• [WHAT YOU HAVE TO DO]:
Retype the listing that follows, exactly as written.
====== RECORDS SUPPLIED
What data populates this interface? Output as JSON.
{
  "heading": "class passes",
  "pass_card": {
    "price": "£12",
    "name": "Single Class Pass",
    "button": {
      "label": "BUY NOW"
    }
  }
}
============
• [EXERCISE OUTPUT]:
What data populates this interface? Output as JSON.
{
  "heading": "class passes",
  "pass_card": {
    "price": "£12",
    "name": "Single Class Pass",
    "button": {
      "label": "BUY NOW"
    }
  }
}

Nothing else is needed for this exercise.